Short task
Records follow. Copy every line with "Statistics".

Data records
* begin *
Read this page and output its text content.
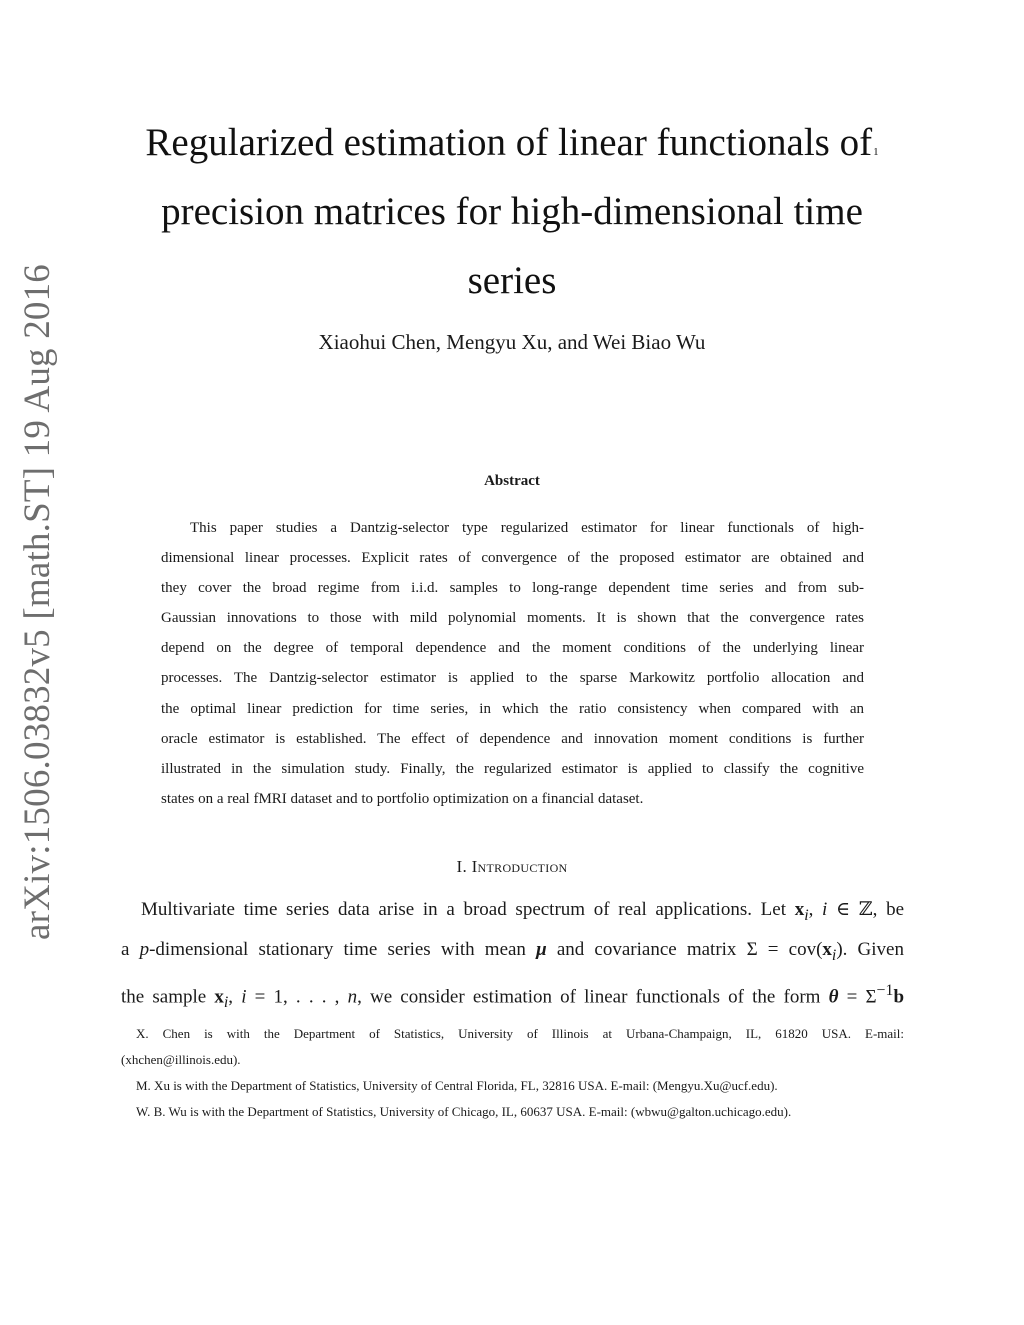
arXiv:1506.03832v5 [math.ST] 19 Aug 2016
Regularized estimation of linear functionals $of^1$
precision matrices for high-dimensional time
series
Xiaohui Chen, Mengyu Xu, and Wei Biao Wu
Abstract

This paper studies a Dantzig-selector type regularized estimator for linear functionals of high-
dimensional linear processes. Explicit rates of convergence of the proposed estimator are obtained and
they cover the broad regime from i.i.d. samples to long-range dependent time series and from sub-
Gaussian innovations to those with mild polynomial moments. It is shown that the convergence rates
depend on the degree of temporal dependence and the moment conditions of the underlying linear
processes. The Dantzig-selector estimator is applied to the sparse Markowitz portfolio allocation and
the optimal linear prediction for time series, in which the ratio consistency when compared with an
oracle estimator is established. The effect of dependence and innovation moment conditions is further
illustrated in the simulation study. Finally, the regularized estimator is applied to classify the cognitive
states on a real fMRI dataset and to portfolio optimization on a financial dataset.

I. Introduction

Multivariate time series data arise in a broad spectrum of real applications. Let $x_i$, i ∈ ℤ, be
a p-dimensional stationary time series with mean μ and covariance matrix $\Sigma = cov(x_i)$. Given
the sample $x_i$, i = 1, . . . , n, we consider estimation of linear functionals of the form $\theta = \Sigma^{-1}b$

X. Chen is with the Department of Statistics, University of Illinois at Urbana-Champaign, IL, 61820 USA. E-mail:
(xhchen@illinois.edu).
M. Xu is with the Department of Statistics, University of Central Florida, FL, 32816 USA. E-mail: (Mengyu.Xu@ucf.edu).
W. B. Wu is with the Department of Statistics, University of Chicago, IL, 60637 USA. E-mail: (wbwu@galton.uchicago.edu).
* end *
Complete output
X. Chen is with the Department of Statistics, University of Illinois at Urbana-Champaign, IL, 61820 USA. E-mail:
M. Xu is with the Department of Statistics, University of Central Florida, FL, 32816 USA. E-mail: (Mengyu.Xu@ucf.edu).
W. B. Wu is with the Department of Statistics, University of Chicago, IL, 60637 USA. E-mail: (wbwu@galton.uchicago.edu).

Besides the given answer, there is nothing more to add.